# Text excerpt:
>> BEGIN
# Other interesting crappie spots.



## Nightprowler (Apr 21, 2004)

Hey
I was wondering what is your other favorite crappie web sight spots for valuable information.


----------



## misfit (Apr 5, 2004)

crappie.com for lots of good info from all over the country


----------



## sowbelly101 (Apr 5, 2004)

Ditto to what Misfit said, Crappie.com is a very excellent site for information. There was a new one online for about 3 mos but it has been down now for over a month. I dont think enough people were posting and they decided to take it down since it wasnt getting the results they were hoping for. I am more of a lurker over there but Im starting to see a little more action on the Ohio forum, probally due to that windy fart Misfit posting..hehe

sowbelly


----------



## misfit (Apr 5, 2004)

> . I am more of a lurker over there but Im starting to see a little more action on the Ohio forum, probally due to that windy fart Misfit posting..hehe


   
i think roberta is the one keeping the ohio forum afloat


----------



## starcraft (Jun 3, 2005)
>> END
# Required tasks:
1. Copy out the passage of the crappie forum thread that opens with the words containing "# Other interesting" and closes with "for valuable information.".
2. Answer these questions from the crappie forum thread:
(a) What site does misfit say has lots of good info from all over the country?
(b) For about how long was the new site online before it went down?
(c) Who does misfit think is keeping the Ohio forum afloat?
3. Using the crappie forum thread, decide whether each statement agrees with it, and support each decision with a quotation from the thread:
(a) The new site has been down for over a month.
(b) sowbelly posts often on Crappie.com.
(c) misfit says crappie.com only has information from Ohio.

# Records showing where elements appear:
>> BEGIN
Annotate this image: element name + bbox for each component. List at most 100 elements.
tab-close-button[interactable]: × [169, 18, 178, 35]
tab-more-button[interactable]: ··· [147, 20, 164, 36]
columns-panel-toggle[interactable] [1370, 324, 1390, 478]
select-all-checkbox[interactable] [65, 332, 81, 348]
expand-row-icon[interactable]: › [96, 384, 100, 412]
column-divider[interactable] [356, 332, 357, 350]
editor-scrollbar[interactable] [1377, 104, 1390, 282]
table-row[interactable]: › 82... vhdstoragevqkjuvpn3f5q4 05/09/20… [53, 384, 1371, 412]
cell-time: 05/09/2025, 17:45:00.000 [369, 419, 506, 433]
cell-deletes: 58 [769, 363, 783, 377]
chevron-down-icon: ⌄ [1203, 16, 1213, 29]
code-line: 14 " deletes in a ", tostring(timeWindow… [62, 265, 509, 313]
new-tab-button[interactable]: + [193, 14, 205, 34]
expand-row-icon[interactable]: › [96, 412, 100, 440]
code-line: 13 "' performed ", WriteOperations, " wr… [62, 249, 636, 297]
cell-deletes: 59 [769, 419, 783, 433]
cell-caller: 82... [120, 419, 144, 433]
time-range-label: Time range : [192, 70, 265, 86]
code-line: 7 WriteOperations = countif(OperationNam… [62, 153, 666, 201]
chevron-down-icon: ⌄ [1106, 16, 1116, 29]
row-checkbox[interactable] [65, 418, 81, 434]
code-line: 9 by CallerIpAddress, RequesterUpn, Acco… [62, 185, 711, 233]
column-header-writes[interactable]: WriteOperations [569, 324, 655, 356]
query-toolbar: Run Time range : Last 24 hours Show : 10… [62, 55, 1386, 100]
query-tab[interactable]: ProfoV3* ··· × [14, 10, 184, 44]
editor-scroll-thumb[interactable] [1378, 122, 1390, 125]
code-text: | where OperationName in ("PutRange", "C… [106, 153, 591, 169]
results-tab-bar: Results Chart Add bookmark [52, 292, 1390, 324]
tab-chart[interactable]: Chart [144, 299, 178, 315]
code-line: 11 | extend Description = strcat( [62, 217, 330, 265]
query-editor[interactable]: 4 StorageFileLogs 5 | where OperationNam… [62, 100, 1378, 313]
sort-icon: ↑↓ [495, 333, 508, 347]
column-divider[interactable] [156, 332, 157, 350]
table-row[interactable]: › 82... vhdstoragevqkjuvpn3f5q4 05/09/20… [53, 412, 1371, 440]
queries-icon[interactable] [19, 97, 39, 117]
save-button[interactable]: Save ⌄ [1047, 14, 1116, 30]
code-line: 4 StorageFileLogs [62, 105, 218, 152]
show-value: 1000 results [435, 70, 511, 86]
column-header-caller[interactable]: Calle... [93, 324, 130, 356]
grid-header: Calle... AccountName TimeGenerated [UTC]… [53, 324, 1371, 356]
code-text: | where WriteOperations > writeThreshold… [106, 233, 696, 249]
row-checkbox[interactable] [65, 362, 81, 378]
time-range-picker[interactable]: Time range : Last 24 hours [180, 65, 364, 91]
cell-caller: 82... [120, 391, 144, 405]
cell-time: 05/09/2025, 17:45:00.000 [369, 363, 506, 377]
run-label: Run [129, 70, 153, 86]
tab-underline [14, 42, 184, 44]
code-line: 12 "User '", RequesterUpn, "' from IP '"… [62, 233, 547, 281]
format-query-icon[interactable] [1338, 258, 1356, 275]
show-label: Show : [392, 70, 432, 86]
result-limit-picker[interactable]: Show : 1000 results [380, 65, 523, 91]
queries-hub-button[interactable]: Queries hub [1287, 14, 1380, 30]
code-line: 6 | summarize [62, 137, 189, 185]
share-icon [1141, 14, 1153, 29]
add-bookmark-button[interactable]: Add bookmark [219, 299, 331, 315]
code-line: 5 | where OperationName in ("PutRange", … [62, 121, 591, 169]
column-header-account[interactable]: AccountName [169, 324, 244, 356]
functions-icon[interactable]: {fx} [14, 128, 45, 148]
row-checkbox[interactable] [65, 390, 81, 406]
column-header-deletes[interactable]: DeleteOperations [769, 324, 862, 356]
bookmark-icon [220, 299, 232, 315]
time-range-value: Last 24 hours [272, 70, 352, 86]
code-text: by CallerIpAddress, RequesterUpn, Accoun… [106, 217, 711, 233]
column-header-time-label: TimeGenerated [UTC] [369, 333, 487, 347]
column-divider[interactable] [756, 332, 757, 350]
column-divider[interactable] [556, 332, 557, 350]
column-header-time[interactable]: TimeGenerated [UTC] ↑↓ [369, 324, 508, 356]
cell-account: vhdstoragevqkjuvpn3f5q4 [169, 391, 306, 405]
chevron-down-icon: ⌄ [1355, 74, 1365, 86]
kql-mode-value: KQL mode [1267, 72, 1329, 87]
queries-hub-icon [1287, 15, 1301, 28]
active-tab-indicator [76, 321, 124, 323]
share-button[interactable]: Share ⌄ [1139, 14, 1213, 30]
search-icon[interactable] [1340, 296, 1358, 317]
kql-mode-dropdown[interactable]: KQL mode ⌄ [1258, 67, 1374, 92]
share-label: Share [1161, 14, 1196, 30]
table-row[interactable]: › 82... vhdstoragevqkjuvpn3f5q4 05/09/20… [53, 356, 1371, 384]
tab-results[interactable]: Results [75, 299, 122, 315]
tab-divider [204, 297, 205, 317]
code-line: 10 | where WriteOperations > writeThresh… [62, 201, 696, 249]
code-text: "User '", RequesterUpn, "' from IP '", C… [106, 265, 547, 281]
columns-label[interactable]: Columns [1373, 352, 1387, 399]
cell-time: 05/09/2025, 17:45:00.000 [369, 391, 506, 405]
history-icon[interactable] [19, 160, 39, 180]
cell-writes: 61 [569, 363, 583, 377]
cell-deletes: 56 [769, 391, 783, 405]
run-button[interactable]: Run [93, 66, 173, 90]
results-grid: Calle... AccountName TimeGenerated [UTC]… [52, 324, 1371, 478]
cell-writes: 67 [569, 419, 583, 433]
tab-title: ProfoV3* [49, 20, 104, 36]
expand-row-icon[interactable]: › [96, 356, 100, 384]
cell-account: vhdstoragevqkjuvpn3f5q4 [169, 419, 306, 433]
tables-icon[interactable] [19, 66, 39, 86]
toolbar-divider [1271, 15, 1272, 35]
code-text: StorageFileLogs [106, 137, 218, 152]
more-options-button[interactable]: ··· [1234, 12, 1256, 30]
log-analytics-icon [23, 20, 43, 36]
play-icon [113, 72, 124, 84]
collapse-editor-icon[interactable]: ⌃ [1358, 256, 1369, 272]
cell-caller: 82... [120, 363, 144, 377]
>> END
# Answers given:
1.
# Other interesting crappie spots.



## Nightprowler (Apr 21, 2004)

Hey
I was wondering what is your other favorite crappie web sight spots for valuable information.

2.
(a) crappie.com
(b) About 3 months
(c) roberta

3.
(a) Yes: "it has been down now for over a month"
(b) No: "I am more of a lurker over there"
(c) No: "lots of good info from all over the country"